◆ Задания:
a. Какую мысль, согласно отрывку о страхе смерти, нужно иметь наготове всякий раз, когда смерть кажется злом?
b. Продолжите отрывок о страхе смерти, начав сразу после его последней фразы.

◆ Цитируемый отрывок:

______________________________

3. Всякий раз, когда смерть кажется злом, имей наготове мысль, что зла следует избегать, а смерть неизбежна. Ибо что мне делать? Куда мне бежать от нее? Допустим, я не Сарпедон, сын Зевса, чтобы говорить в таком высоком стиле: «Я иду либо совершить великие дела сам, либо дать другому шанс совершить их; даже если я сам потерплю неудачу, я не позавидую другому, если он совершит благородное дело». Допустим, это выше нас; но разве мы не можем хотя бы подняться до такой высоты? И куда мне бежать от смерти? Укажите мне место; укажите мне людей, среди которых я буду жить, к которым смерть никогда не приближается; укажите мне заклинания против нее. Если у меня их нет, что вы хотите, чтобы я сделал? Я не могу избежать смерти — так не избежать ли мне страха перед смертью? Умру ли я, стеная и дрожа? В этом источник страдания: желать чего-то, чтобы оно не сбылось; и отсюда происходит то, что, когда я могу изменить внешние вещи по своему желанию, я делаю это, а когда нет, я готов выцарапать глаза тому, кто мне мешает. Ибо человек так создан природой, что он не потерпит лишения Блага и не захочет впасть в Зло. И в конце концов, когда я не могу ни изменить внешние вещи, ни выцарапать глаза тому, кто мне мешает, я сажусь, стону и поношу всех, кого могу, Зевса и других богов — ибо если они пренебрегают мной, какое мне дело до них? Да, но ты будешь нечестивым человеком. А как мне станет хуже, чем сейчас? Вот в чем вся суть: помни, что если религия и выгода не сходятся в одном и том же, религия не может быть сохранена ни в одном человеке. Разве эти вещи не убеждают в своей истинности?

______________________________

◆ Перечень строк:
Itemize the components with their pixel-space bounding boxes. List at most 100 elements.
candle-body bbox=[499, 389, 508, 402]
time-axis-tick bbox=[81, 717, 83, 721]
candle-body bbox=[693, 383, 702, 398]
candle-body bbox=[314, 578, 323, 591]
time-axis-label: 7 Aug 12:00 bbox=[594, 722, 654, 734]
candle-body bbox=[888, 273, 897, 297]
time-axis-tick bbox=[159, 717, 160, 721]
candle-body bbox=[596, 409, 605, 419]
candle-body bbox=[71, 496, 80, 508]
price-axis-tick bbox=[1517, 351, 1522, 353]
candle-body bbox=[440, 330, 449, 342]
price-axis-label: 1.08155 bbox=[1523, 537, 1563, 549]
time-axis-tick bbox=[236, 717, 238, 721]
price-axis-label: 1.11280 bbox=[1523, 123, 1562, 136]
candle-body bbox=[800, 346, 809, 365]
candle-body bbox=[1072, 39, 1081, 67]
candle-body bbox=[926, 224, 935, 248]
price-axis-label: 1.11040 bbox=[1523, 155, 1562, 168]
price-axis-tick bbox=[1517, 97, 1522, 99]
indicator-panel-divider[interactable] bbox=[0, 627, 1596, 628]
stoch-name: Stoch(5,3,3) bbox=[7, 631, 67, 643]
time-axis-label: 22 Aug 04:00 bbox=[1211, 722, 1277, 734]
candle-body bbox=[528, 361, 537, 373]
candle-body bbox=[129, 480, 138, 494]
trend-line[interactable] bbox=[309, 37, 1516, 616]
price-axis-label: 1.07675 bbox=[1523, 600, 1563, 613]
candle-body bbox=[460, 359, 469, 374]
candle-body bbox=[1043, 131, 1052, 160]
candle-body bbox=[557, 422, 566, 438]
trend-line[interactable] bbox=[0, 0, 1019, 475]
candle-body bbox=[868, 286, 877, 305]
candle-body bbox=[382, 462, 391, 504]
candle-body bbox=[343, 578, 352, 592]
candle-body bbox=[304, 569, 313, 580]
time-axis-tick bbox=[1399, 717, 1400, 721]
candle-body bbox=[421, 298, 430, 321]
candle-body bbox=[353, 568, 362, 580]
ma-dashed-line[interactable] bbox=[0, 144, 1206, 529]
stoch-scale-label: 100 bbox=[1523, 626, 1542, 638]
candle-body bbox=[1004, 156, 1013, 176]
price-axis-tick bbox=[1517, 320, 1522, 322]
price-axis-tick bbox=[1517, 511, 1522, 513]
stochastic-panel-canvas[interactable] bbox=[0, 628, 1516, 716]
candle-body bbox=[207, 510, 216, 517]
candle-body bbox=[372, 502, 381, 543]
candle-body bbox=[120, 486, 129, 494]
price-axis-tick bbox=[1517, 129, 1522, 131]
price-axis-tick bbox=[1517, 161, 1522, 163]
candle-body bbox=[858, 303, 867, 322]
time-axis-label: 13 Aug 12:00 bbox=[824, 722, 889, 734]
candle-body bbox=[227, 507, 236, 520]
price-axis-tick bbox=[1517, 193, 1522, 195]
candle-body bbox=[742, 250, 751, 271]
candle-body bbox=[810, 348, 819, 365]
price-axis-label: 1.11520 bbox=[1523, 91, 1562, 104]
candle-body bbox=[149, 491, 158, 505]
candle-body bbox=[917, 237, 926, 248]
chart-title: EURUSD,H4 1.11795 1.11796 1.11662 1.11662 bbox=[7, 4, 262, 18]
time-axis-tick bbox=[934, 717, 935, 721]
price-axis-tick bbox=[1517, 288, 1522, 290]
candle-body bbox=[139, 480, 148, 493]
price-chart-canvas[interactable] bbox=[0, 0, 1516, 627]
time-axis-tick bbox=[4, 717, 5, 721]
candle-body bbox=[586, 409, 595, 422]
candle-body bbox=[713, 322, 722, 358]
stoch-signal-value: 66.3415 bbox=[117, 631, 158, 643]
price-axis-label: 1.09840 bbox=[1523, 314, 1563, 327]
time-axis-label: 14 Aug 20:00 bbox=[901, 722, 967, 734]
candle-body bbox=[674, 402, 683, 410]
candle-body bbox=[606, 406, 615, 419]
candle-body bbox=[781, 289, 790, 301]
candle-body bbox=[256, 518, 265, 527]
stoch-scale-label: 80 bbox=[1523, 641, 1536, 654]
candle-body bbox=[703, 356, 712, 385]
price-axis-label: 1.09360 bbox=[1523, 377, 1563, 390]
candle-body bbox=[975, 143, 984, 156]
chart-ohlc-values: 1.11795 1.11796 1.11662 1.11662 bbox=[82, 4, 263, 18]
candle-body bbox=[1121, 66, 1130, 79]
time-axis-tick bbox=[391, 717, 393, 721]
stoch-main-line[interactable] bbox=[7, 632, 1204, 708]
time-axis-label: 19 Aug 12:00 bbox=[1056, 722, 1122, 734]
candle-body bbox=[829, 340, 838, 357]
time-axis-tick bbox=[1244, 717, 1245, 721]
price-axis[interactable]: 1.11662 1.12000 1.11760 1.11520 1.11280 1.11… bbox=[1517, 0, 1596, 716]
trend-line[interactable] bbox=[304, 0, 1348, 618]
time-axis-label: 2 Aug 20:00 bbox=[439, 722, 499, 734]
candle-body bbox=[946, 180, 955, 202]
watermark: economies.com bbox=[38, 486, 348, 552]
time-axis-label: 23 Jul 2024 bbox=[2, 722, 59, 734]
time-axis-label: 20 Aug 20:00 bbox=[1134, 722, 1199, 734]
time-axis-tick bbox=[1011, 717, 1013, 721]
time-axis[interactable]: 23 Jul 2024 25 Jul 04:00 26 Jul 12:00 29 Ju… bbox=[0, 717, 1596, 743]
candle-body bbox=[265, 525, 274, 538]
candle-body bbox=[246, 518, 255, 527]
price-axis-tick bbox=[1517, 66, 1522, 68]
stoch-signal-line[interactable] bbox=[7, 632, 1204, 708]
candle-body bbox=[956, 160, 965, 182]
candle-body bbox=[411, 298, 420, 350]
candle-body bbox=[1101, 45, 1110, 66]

______________________________

◆ Ожидаемые ответы:
a. Мысль о том, что зла следует избегать, а смерть неизбежна.

b.
4. Пусть пирронист и академик приходят и нападают — у меня, со своей стороны, нет досуга для таких дискуссий, и я не способен спорить в защиту всеобщего согласия. Ибо если бы у меня был иск из-за клочка земли, разве не позвал бы я другого, чтобы он поспорил за меня? Чем я буду удовлетворен? Тем, что касается дела. Как происходит восприятие, всем ли человеком или по частям, возможно, я не знаю, как объяснить: оба мнения смущают меня. Но то, что ты и я — не одно и то же, я знаю очень ясно. «Откуда ты это знаешь?» Никогда, когда я хочу есть, я не несу кусок в чужой рот, а в свой собственный. Никогда, когда я хочу взять кусок хлеба, я не хватаюсь за метлу, но всегда иду к хлебу, как к цели. И вы, отрицающие истинность восприятия, что вы делаете, кроме того же, что и я? Кто из вас, желая пойти в баню, когда-либо заходил на мельницу? Что же тогда? Не должны ли мы, по мере наших способностей, заниматься поддержанием всеобщего согласия и возведением защиты против всего, что ему противостоит? И кто это отрицает? Но пусть это делает тот, кто может, у кого есть досуг; а тот, кто дрожит, и встревожен, и чье сердце разбито внутри него, пусть потратит свое время на что-то другое.
ГЛАВА VIII.
О том, как нам следует мыслить, будучи потомками Бога.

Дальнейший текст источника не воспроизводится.